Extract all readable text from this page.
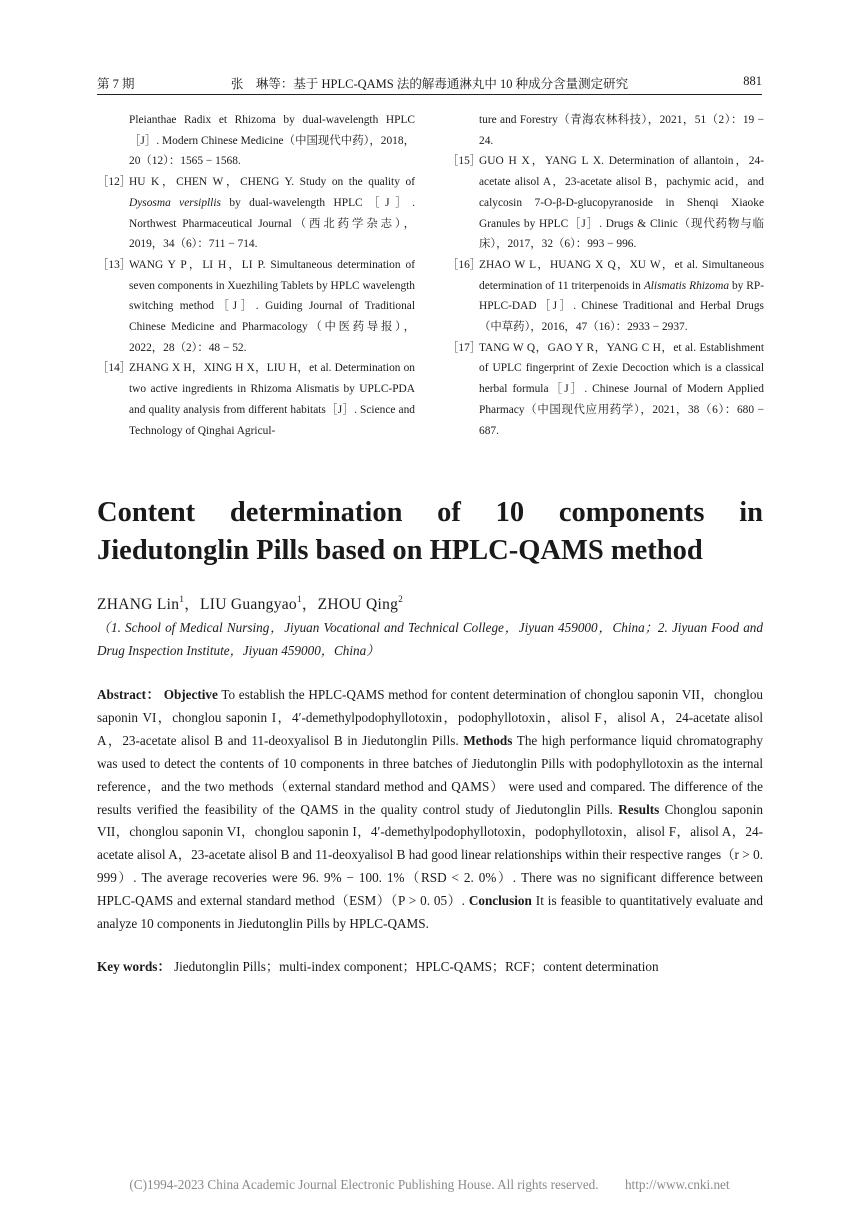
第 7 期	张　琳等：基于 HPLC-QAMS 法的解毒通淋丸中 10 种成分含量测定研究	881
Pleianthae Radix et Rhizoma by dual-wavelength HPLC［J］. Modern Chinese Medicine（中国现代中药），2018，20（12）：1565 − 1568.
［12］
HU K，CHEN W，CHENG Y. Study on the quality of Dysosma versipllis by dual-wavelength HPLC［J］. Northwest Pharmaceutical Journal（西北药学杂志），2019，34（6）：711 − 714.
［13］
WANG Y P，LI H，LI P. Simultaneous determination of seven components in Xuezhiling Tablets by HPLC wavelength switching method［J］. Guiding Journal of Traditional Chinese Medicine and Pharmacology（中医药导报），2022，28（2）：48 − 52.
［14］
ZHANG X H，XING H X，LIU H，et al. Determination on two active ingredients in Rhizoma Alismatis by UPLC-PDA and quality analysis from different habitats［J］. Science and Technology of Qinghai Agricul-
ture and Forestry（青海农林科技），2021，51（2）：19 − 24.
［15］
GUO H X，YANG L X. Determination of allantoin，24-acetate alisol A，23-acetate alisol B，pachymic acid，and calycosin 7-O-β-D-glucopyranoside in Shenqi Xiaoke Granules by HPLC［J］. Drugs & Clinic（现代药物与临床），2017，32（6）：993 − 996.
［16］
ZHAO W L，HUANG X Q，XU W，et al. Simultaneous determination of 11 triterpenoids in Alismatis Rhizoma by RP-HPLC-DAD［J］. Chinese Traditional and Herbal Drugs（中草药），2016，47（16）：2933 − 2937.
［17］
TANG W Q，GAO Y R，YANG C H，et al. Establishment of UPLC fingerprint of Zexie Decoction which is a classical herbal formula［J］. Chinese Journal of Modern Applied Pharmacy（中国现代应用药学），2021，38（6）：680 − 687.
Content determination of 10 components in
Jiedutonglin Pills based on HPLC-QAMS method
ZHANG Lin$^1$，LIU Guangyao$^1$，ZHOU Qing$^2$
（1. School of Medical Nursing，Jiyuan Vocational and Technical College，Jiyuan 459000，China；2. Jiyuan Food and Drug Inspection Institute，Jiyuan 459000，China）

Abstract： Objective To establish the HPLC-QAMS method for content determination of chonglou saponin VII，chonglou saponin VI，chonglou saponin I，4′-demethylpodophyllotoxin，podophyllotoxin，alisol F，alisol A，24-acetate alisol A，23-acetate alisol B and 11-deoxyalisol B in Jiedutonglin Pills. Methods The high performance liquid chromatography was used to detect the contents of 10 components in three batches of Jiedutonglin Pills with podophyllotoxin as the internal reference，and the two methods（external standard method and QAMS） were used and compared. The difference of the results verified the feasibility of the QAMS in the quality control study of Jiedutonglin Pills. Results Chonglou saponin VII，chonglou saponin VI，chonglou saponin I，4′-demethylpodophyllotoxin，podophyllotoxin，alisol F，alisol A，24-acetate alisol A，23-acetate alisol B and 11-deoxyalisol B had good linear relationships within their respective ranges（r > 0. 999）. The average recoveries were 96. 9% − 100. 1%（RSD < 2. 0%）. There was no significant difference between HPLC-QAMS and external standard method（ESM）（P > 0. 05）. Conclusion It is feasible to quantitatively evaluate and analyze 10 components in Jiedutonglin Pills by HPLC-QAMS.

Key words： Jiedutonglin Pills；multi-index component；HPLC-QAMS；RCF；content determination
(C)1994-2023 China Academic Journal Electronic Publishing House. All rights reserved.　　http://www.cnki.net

- - -

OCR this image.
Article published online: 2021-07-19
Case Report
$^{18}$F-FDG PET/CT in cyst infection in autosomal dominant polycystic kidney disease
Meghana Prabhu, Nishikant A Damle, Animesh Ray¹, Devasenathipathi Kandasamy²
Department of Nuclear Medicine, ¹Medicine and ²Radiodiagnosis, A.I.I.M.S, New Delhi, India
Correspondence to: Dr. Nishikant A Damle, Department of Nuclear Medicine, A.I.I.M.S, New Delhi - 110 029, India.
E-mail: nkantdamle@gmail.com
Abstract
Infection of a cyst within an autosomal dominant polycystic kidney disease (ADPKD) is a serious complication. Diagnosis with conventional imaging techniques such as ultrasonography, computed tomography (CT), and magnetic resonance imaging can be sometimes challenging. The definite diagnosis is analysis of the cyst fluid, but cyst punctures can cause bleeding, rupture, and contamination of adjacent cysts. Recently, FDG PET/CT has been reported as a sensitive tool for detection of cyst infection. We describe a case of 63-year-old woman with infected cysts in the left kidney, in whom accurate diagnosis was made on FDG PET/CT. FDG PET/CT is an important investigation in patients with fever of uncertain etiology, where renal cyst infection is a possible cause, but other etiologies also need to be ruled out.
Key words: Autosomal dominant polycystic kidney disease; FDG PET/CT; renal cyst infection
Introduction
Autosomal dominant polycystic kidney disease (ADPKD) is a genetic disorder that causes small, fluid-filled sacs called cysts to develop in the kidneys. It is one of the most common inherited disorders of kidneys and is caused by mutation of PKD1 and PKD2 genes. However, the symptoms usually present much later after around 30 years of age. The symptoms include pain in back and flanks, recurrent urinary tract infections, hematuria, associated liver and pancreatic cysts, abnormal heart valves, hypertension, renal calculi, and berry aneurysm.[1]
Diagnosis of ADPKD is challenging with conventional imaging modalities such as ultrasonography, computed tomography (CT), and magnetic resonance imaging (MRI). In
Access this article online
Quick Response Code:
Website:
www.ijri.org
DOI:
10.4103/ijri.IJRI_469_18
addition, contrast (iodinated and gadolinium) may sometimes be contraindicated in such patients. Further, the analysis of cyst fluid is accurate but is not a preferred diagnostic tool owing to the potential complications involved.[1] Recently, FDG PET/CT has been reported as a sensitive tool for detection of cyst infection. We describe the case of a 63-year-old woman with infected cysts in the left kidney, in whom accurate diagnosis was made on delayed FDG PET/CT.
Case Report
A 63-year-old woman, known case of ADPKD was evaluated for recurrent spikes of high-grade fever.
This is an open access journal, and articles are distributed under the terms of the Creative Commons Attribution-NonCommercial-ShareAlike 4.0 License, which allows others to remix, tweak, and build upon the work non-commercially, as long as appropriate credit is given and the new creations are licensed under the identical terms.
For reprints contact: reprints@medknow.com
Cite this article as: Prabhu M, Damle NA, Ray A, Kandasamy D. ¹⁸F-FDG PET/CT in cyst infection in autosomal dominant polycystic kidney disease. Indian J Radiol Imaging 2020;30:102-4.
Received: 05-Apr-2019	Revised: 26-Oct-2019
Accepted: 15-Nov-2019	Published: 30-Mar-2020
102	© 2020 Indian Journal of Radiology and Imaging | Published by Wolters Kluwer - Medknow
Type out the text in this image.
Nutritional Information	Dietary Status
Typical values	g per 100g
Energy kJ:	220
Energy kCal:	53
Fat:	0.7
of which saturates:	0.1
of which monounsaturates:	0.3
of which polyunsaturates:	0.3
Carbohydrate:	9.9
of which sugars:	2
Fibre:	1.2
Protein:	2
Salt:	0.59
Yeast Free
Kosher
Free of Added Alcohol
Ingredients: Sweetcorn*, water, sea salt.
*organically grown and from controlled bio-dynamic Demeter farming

- - -

- _WHAT YOU NEED TO DO_
Locate and copy each line in the data above that includes the word "Chinese".

- _TASK RESULT_
Pleianthae Radix et Rhizoma by dual-wavelength HPLC［J］. Modern Chinese Medicine（中国现代中药），2018，20（12）：1565 − 1568.
WANG Y P，LI H，LI P. Simultaneous determination of seven components in Xuezhiling Tablets by HPLC wavelength switching method［J］. Guiding Journal of Traditional Chinese Medicine and Pharmacology（中医药导报），2022，28（2）：48 − 52.
ZHAO W L，HUANG X Q，XU W，et al. Simultaneous determination of 11 triterpenoids in Alismatis Rhizoma by RP-HPLC-DAD［J］. Chinese Traditional and Herbal Drugs（中草药），2016，47（16）：2933 − 2937.
TANG W Q，GAO Y R，YANG C H，et al. Establishment of UPLC fingerprint of Zexie Decoction which is a classical herbal formula［J］. Chinese Journal of Modern Applied Pharmacy（中国现代应用药学），2021，38（6）：680 − 687.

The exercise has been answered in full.